▶ _Instructions to follow_:
Repeat every line of the data exactly, but not the pictures.

▶ _Input records_:
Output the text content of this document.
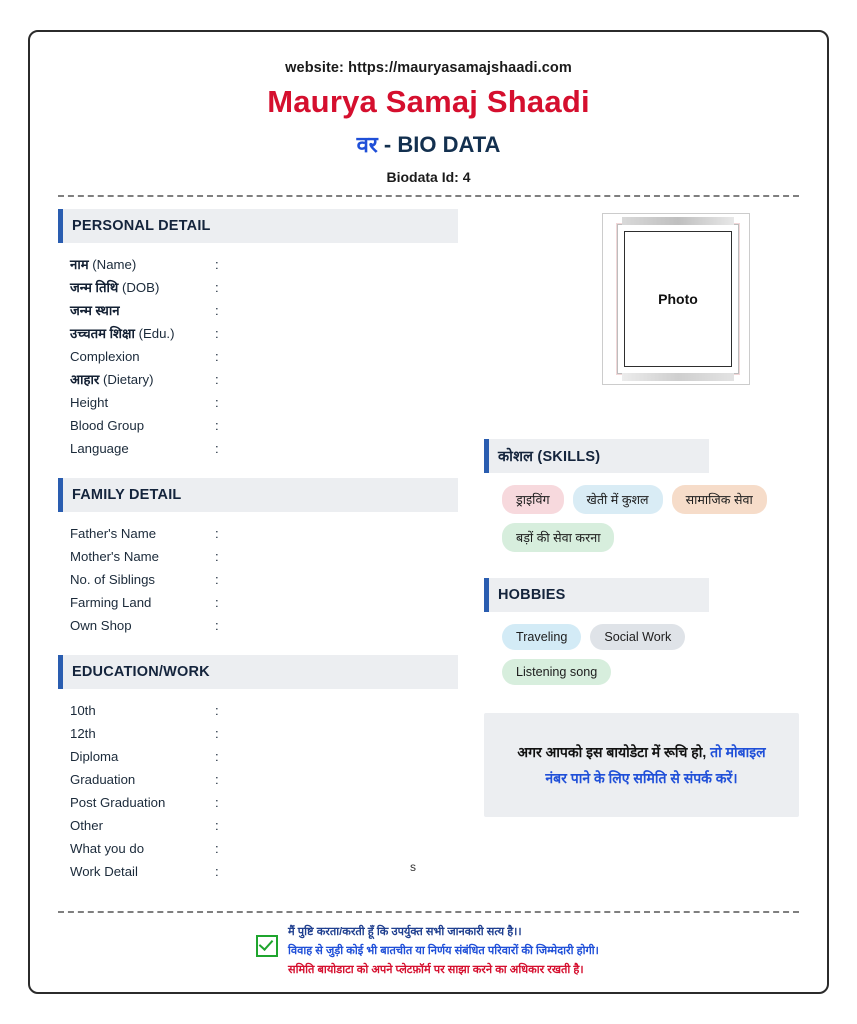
website: https://mauryasamajshaadi.com
Maurya Samaj Shaadi
वर - BIO DATA
Biodata Id: 4
PERSONAL DETAIL
नाम (Name)	:
जन्म तिथि (DOB)	:
जन्म स्थान	:
उच्चतम शिक्षा (Edu.)	:
Complexion	:
आहार (Dietary)	:
Height	:
Blood Group	:
Language	:
FAMILY DETAIL
Father's Name	:
Mother's Name	:
No. of Siblings	:
Farming Land	:
Own Shop	:
EDUCATION/WORK
10th	:
12th	:
Diploma	:
Graduation	:
Post Graduation	:
Other	:
What you do	:
Work Detail	:
Photo
कोशल (SKILLS)
ड्राइविंग	खेती में कुशल	सामाजिक सेवा
बड़ों की सेवा करना
HOBBIES
Traveling	Social Work
Listening song
अगर आपको इस बायोडेटा में रूचि हो, तो मोबाइल
नंबर पाने के लिए समिति से संपर्क करें।
s
मैं पुष्टि करता/करती हूँ कि उपर्युक्त सभी जानकारी सत्य है।।
विवाह से जुड़ी कोई भी बातचीत या निर्णय संबंधित परिवारों की जिम्मेदारी होगी।
समिति बायोडाटा को अपने प्लेटफ़ॉर्म पर साझा करने का अधिकार रखती है।
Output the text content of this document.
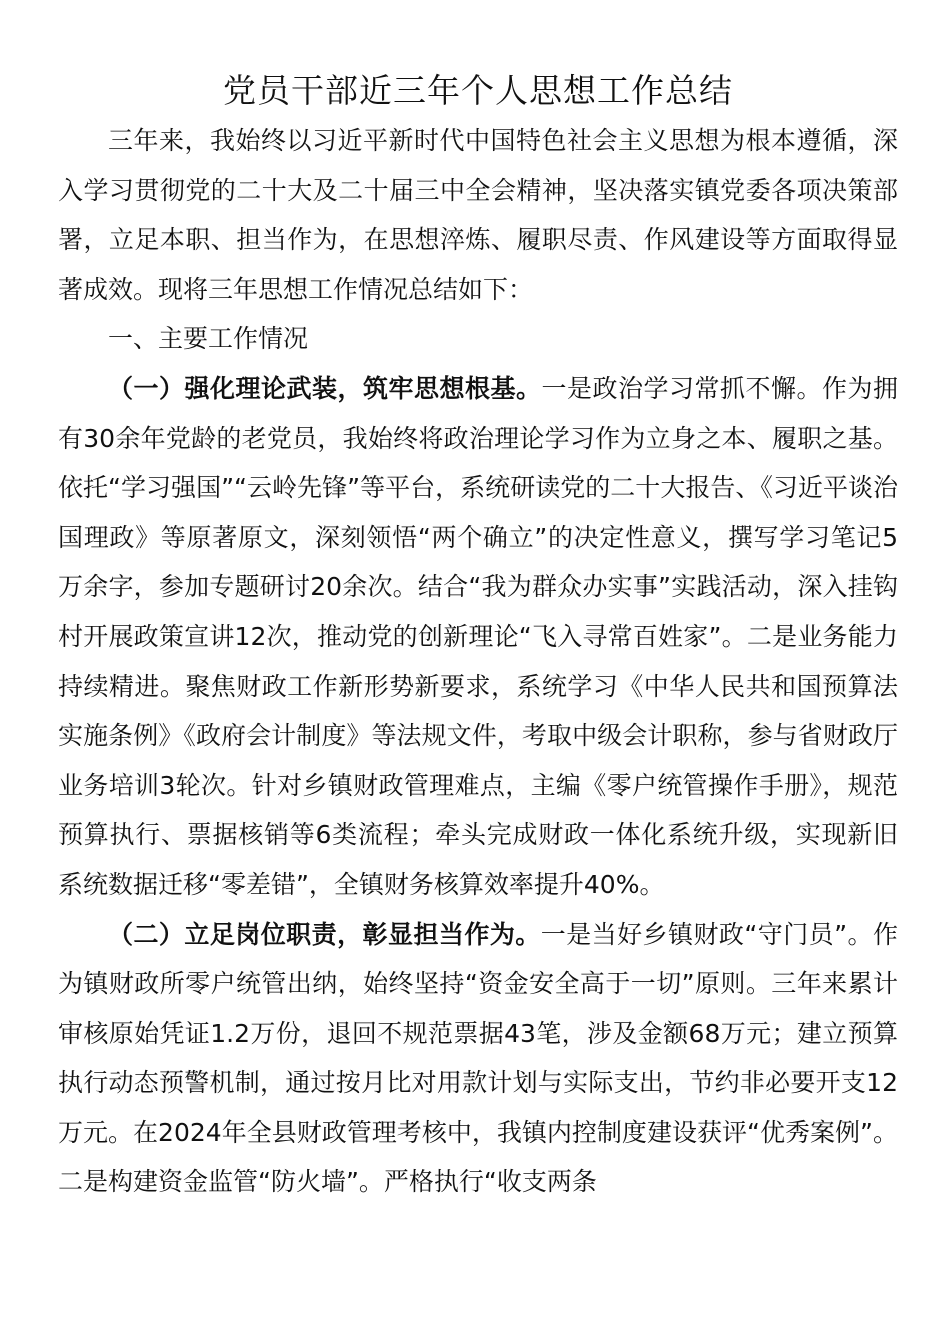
党员干部近三年个人思想工作总结

三年来，我始终以习近平新时代中国特色社会主义思想为根本遵循，深入学习贯彻党的二十大及二十届三中全会精神，坚决落实镇党委各项决策部署，立足本职、担当作为，在思想淬炼、履职尽责、作风建设等方面取得显著成效。现将三年思想工作情况总结如下：

一、主要工作情况

（一）强化理论武装，筑牢思想根基。一是政治学习常抓不懈。作为拥有30余年党龄的老党员，我始终将政治理论学习作为立身之本、履职之基。依托“学习强国”“云岭先锋”等平台，系统研读党的二十大报告、《习近平谈治国理政》等原著原文，深刻领悟“两个确立”的决定性意义，撰写学习笔记5万余字，参加专题研讨20余次。结合“我为群众办实事”实践活动，深入挂钩村开展政策宣讲12次，推动党的创新理论“飞入寻常百姓家”。二是业务能力持续精进。聚焦财政工作新形势新要求，系统学习《中华人民共和国预算法实施条例》《政府会计制度》等法规文件，考取中级会计职称，参与省财政厅业务培训3轮次。针对乡镇财政管理难点，主编《零户统管操作手册》，规范预算执行、票据核销等6类流程；牵头完成财政一体化系统升级，实现新旧系统数据迁移“零差错”，全镇财务核算效率提升40%。

（二）立足岗位职责，彰显担当作为。一是当好乡镇财政“守门员”。作为镇财政所零户统管出纳，始终坚持“资金安全高于一切”原则。三年来累计审核原始凭证1.2万份，退回不规范票据43笔，涉及金额68万元；建立预算执行动态预警机制，通过按月比对用款计划与实际支出，节约非必要开支12万元。在2024年全县财政管理考核中，我镇内控制度建设获评“优秀案例”。二是构建资金监管“防火墙”。严格执行“收支两条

▶ _Correct output_:
Output the text content of this document.
website: https://mauryasamajshaadi.com
Maurya Samaj Shaadi
वर - BIO DATA
Biodata Id: 4
PERSONAL DETAIL
नाम (Name)	:
जन्म तिथि (DOB)	:
जन्म स्थान	:
उच्चतम शिक्षा (Edu.)	:
Complexion	:
आहार (Dietary)	:
Height	:
Blood Group	:
Language	:
FAMILY DETAIL
Father's Name	:
Mother's Name	:
No. of Siblings	:
Farming Land	:
Own Shop	:
EDUCATION/WORK
10th	:
12th	:
Diploma	:
Graduation	:
Post Graduation	:
Other	:
What you do	:
Work Detail	:
Photo
कोशल (SKILLS)
ड्राइविंग	खेती में कुशल	सामाजिक सेवा
बड़ों की सेवा करना
HOBBIES
Traveling	Social Work
Listening song
अगर आपको इस बायोडेटा में रूचि हो, तो मोबाइल
नंबर पाने के लिए समिति से संपर्क करें।
s
मैं पुष्टि करता/करती हूँ कि उपर्युक्त सभी जानकारी सत्य है।।
विवाह से जुड़ी कोई भी बातचीत या निर्णय संबंधित परिवारों की जिम्मेदारी होगी।
समिति बायोडाटा को अपने प्लेटफ़ॉर्म पर साझा करने का अधिकार रखती है।
Output the text content of this document.
党员干部近三年个人思想工作总结

三年来，我始终以习近平新时代中国特色社会主义思想为根本遵循，深入学习贯彻党的二十大及二十届三中全会精神，坚决落实镇党委各项决策部署，立足本职、担当作为，在思想淬炼、履职尽责、作风建设等方面取得显著成效。现将三年思想工作情况总结如下：

一、主要工作情况

（一）强化理论武装，筑牢思想根基。一是政治学习常抓不懈。作为拥有30余年党龄的老党员，我始终将政治理论学习作为立身之本、履职之基。依托“学习强国”“云岭先锋”等平台，系统研读党的二十大报告、《习近平谈治国理政》等原著原文，深刻领悟“两个确立”的决定性意义，撰写学习笔记5万余字，参加专题研讨20余次。结合“我为群众办实事”实践活动，深入挂钩村开展政策宣讲12次，推动党的创新理论“飞入寻常百姓家”。二是业务能力持续精进。聚焦财政工作新形势新要求，系统学习《中华人民共和国预算法实施条例》《政府会计制度》等法规文件，考取中级会计职称，参与省财政厅业务培训3轮次。针对乡镇财政管理难点，主编《零户统管操作手册》，规范预算执行、票据核销等6类流程；牵头完成财政一体化系统升级，实现新旧系统数据迁移“零差错”，全镇财务核算效率提升40%。

（二）立足岗位职责，彰显担当作为。一是当好乡镇财政“守门员”。作为镇财政所零户统管出纳，始终坚持“资金安全高于一切”原则。三年来累计审核原始凭证1.2万份，退回不规范票据43笔，涉及金额68万元；建立预算执行动态预警机制，通过按月比对用款计划与实际支出，节约非必要开支12万元。在2024年全县财政管理考核中，我镇内控制度建设获评“优秀案例”。二是构建资金监管“防火墙”。严格执行“收支两条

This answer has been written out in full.